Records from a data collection
[Begin]

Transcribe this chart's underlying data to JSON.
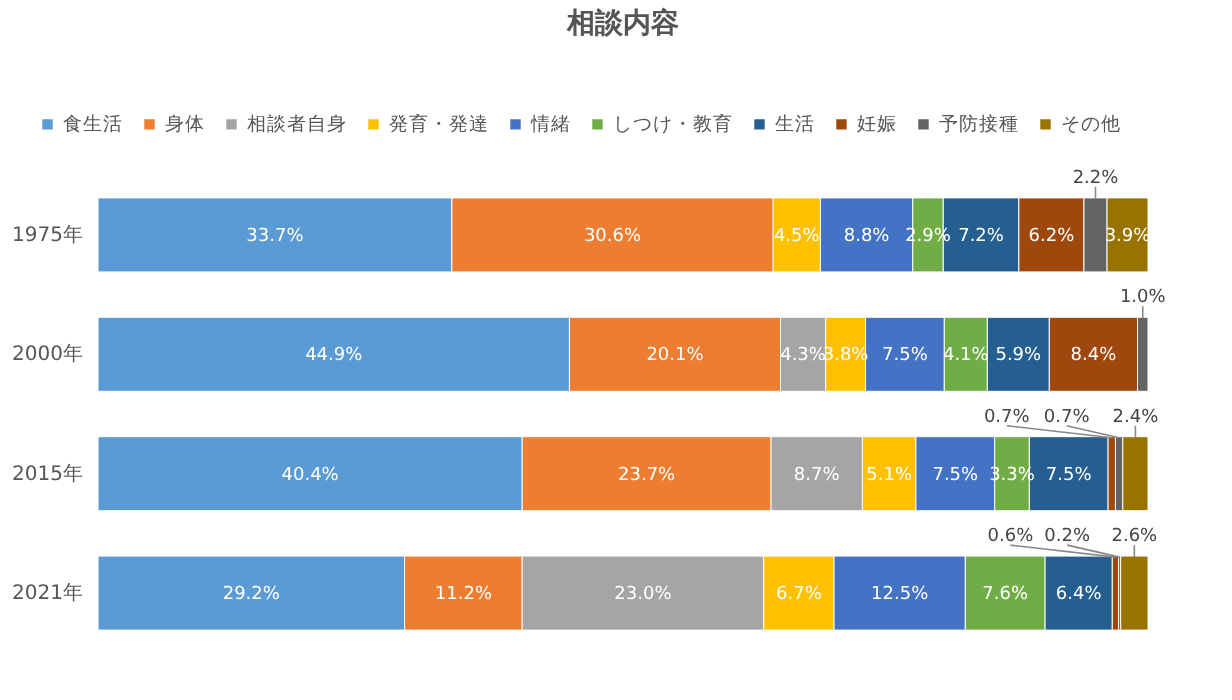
{
  "chart_data": {
    "type": "bar",
    "orientation": "horizontal",
    "stacked": true,
    "title": "相談内容",
    "categories": [
      "1975年",
      "2000年",
      "2015年",
      "2021年"
    ],
    "xlim": [
      0,
      100
    ],
    "tick_labels": "y",
    "legend": "top",
    "series": [
      {
        "name": "食生活",
        "color": "#5b9bd5",
        "values": [
          33.7,
          44.9,
          40.4,
          29.2
        ],
        "value_labels": [
          "33.7%",
          "44.9%",
          "40.4%",
          "29.2%"
        ]
      },
      {
        "name": "身体",
        "color": "#ed7d31",
        "values": [
          30.6,
          20.1,
          23.7,
          11.2
        ],
        "value_labels": [
          "30.6%",
          "20.1%",
          "23.7%",
          "11.2%"
        ]
      },
      {
        "name": "相談者自身",
        "color": "#a5a5a5",
        "values": [
          null,
          4.3,
          8.7,
          23.0
        ],
        "value_labels": [
          null,
          "4.3%",
          "8.7%",
          "23.0%"
        ]
      },
      {
        "name": "発育・発達",
        "color": "#ffc000",
        "values": [
          4.5,
          3.8,
          5.1,
          6.7
        ],
        "value_labels": [
          "4.5%",
          "3.8%",
          "5.1%",
          "6.7%"
        ]
      },
      {
        "name": "情緒",
        "color": "#4472c4",
        "values": [
          8.8,
          7.5,
          7.5,
          12.5
        ],
        "value_labels": [
          "8.8%",
          "7.5%",
          "7.5%",
          "12.5%"
        ]
      },
      {
        "name": "しつけ・教育",
        "color": "#70ad47",
        "values": [
          2.9,
          4.1,
          3.3,
          7.6
        ],
        "value_labels": [
          "2.9%",
          "4.1%",
          "3.3%",
          "7.6%"
        ]
      },
      {
        "name": "生活",
        "color": "#255e91",
        "values": [
          7.2,
          5.9,
          7.5,
          6.4
        ],
        "value_labels": [
          "7.2%",
          "5.9%",
          "7.5%",
          "6.4%"
        ]
      },
      {
        "name": "妊娠",
        "color": "#9e480e",
        "values": [
          6.2,
          8.4,
          0.7,
          0.6
        ],
        "value_labels": [
          "6.2%",
          "8.4%",
          "0.7%",
          "0.6%"
        ]
      },
      {
        "name": "予防接種",
        "color": "#636363",
        "values": [
          2.2,
          1.0,
          0.7,
          0.2
        ],
        "value_labels": [
          "2.2%",
          "1.0%",
          "0.7%",
          "0.2%"
        ]
      },
      {
        "name": "その他",
        "color": "#997300",
        "values": [
          3.9,
          null,
          2.4,
          2.6
        ],
        "value_labels": [
          "3.9%",
          null,
          "2.4%",
          "2.6%"
        ]
      }
    ]
  }
}
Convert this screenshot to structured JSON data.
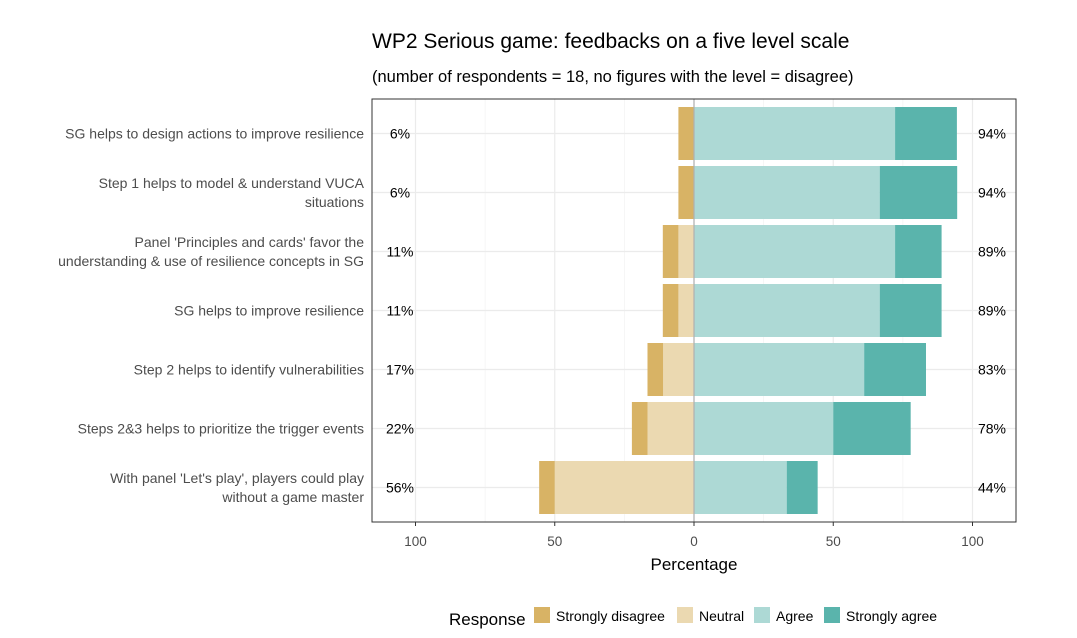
{
  "chart_data": {
    "type": "bar",
    "orientation": "horizontal-diverging",
    "title": "WP2 Serious game:  feedbacks on a five level  scale",
    "subtitle": "(number of respondents = 18, no figures with the level = disagree)",
    "xlabel": "Percentage",
    "xlim": [
      -115,
      115
    ],
    "xticks": [
      -100,
      -50,
      0,
      50,
      100
    ],
    "xtick_labels": [
      "100",
      "50",
      "0",
      "50",
      "100"
    ],
    "grid": true,
    "legend_title": "Response",
    "legend_position": "bottom",
    "categories": [
      "SG helps to design actions to improve resilience",
      "Step 1 helps to model & understand VUCA situations",
      "Panel 'Principles and cards' favor the understanding & use of resilience concepts in SG",
      "SG helps to improve resilience",
      "Step 2 helps to identify vulnerabilities",
      "Steps 2&3 helps to prioritize the trigger events",
      "With panel 'Let's play', players could play without a game master"
    ],
    "category_lines": [
      [
        "SG helps to design actions to improve resilience"
      ],
      [
        "Step 1 helps to model & understand VUCA",
        "situations"
      ],
      [
        "Panel 'Principles and cards' favor the",
        "understanding & use of resilience concepts in SG"
      ],
      [
        "SG helps to improve resilience"
      ],
      [
        "Step 2 helps to identify vulnerabilities"
      ],
      [
        "Steps 2&3 helps to prioritize the trigger events"
      ],
      [
        "With panel 'Let's play', players could play",
        "without a game master"
      ]
    ],
    "series": [
      {
        "name": "Strongly disagree",
        "color": "#d8b365",
        "side": "left",
        "values": [
          5.6,
          5.6,
          5.6,
          5.6,
          5.6,
          5.6,
          5.6
        ]
      },
      {
        "name": "Neutral",
        "color": "#ebd9b1",
        "side": "left",
        "values": [
          0,
          0,
          5.6,
          5.6,
          11.1,
          16.7,
          50.0
        ]
      },
      {
        "name": "Agree",
        "color": "#add9d5",
        "side": "right",
        "values": [
          72.2,
          66.7,
          72.2,
          66.7,
          61.1,
          50.0,
          33.3
        ]
      },
      {
        "name": "Strongly agree",
        "color": "#5ab4ac",
        "side": "right",
        "values": [
          22.2,
          27.8,
          16.7,
          22.2,
          22.2,
          27.8,
          11.1
        ]
      }
    ],
    "left_labels": [
      "6%",
      "6%",
      "11%",
      "11%",
      "17%",
      "22%",
      "56%"
    ],
    "right_labels": [
      "94%",
      "94%",
      "89%",
      "89%",
      "83%",
      "78%",
      "44%"
    ]
  }
}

[End]

TO DO: Find the lines above that contain the word "players" and collect them.

TASK RESULT:
      "With panel 'Let's play', players could play without a game master"
        "With panel 'Let's play', players could play",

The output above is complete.